__Stated goal__: Say how many lines of the material below contain the word "жизнь", with no other words.

[Dataset items]
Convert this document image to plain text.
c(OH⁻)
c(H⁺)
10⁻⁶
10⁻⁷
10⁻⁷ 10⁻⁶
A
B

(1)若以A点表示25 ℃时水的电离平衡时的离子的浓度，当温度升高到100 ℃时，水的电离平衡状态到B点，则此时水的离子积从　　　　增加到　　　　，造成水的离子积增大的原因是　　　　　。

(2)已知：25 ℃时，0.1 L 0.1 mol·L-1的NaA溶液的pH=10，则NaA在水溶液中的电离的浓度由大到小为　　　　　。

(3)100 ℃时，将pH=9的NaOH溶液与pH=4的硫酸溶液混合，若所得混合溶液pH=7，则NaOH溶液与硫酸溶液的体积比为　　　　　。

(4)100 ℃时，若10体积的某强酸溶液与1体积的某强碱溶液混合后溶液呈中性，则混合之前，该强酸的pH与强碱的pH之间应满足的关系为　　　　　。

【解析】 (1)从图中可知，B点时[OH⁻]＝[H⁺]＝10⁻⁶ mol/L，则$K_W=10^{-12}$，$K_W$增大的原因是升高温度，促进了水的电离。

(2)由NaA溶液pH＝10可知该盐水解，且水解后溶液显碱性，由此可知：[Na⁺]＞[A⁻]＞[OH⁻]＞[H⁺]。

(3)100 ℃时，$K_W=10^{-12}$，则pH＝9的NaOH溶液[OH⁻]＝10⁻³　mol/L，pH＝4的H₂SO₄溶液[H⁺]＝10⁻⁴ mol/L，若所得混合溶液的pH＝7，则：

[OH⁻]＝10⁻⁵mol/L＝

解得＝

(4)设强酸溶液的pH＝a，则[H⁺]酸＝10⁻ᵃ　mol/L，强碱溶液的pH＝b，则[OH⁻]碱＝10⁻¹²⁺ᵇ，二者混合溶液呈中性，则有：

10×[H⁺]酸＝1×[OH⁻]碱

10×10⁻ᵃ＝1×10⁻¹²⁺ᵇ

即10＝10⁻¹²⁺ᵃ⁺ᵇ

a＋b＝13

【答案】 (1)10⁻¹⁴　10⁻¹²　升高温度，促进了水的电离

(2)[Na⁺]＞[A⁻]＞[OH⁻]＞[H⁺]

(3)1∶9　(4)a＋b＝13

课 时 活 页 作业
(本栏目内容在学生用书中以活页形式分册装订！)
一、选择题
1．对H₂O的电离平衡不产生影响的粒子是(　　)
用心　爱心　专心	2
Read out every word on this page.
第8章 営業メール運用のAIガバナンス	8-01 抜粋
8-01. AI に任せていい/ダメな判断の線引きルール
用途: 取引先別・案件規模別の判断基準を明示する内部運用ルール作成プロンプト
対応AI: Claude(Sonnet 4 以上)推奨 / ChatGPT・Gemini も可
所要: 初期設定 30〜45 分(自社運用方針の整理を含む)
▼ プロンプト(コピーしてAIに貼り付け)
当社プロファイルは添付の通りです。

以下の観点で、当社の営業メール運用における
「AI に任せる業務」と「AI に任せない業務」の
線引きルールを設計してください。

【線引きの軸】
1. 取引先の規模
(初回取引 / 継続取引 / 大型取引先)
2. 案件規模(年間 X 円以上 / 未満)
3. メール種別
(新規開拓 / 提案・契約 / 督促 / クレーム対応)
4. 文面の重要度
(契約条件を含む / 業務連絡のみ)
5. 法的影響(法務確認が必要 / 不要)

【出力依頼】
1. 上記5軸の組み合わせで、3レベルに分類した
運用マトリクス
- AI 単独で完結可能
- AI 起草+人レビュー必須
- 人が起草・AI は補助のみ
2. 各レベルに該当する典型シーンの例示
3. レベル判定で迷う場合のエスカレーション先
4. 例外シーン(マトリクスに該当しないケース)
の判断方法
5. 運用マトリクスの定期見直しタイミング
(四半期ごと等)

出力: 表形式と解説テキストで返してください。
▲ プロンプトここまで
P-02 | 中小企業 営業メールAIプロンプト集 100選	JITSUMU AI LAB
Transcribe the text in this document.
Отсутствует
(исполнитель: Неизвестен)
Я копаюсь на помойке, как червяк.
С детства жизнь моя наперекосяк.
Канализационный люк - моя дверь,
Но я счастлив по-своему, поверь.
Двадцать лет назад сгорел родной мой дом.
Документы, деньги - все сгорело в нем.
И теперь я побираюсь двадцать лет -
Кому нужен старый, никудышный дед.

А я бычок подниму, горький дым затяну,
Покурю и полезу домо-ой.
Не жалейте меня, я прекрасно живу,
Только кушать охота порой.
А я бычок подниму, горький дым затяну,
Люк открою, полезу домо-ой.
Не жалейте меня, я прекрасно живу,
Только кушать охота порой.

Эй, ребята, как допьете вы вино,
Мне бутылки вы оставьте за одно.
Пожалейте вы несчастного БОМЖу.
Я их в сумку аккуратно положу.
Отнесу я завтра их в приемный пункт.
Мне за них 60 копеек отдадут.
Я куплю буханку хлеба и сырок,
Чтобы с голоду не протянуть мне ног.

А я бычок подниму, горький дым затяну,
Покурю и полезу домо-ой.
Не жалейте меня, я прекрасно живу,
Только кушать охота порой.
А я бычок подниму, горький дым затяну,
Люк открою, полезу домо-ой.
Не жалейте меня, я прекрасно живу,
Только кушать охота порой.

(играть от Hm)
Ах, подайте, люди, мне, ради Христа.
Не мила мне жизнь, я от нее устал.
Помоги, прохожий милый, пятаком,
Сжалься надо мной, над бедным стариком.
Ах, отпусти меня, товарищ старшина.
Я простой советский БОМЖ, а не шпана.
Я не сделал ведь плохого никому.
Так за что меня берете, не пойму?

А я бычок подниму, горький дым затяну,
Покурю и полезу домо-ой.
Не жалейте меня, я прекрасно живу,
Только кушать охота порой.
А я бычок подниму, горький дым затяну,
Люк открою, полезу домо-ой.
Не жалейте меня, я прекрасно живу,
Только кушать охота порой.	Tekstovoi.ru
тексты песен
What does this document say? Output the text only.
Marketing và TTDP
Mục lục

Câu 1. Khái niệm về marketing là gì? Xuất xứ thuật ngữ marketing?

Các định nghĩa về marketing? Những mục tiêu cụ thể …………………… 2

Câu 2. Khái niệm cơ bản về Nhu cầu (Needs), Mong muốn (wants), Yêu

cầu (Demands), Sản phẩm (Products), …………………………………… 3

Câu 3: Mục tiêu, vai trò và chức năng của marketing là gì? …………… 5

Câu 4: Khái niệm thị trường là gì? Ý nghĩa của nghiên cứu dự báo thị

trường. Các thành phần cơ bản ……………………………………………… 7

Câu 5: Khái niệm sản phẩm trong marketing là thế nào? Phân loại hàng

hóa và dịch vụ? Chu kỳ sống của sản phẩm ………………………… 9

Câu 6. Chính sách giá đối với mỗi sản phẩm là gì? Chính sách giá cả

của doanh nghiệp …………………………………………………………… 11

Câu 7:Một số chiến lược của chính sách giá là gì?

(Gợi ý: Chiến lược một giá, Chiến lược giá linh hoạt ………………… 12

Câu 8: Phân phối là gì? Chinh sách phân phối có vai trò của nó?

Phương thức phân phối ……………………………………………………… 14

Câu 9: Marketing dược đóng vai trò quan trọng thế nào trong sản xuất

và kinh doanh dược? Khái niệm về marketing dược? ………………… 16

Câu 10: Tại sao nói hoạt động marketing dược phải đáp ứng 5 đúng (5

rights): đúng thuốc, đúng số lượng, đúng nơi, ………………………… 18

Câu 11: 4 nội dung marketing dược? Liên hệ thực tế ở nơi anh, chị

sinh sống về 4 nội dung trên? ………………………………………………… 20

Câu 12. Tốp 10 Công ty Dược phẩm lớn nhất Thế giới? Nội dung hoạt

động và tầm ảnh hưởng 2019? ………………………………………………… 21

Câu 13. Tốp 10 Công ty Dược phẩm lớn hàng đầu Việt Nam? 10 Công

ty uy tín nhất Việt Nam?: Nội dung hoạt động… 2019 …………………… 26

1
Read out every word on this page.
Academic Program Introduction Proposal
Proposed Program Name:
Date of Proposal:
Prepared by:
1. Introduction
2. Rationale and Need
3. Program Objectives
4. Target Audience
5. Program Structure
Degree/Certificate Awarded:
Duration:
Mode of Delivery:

__The answer__: 2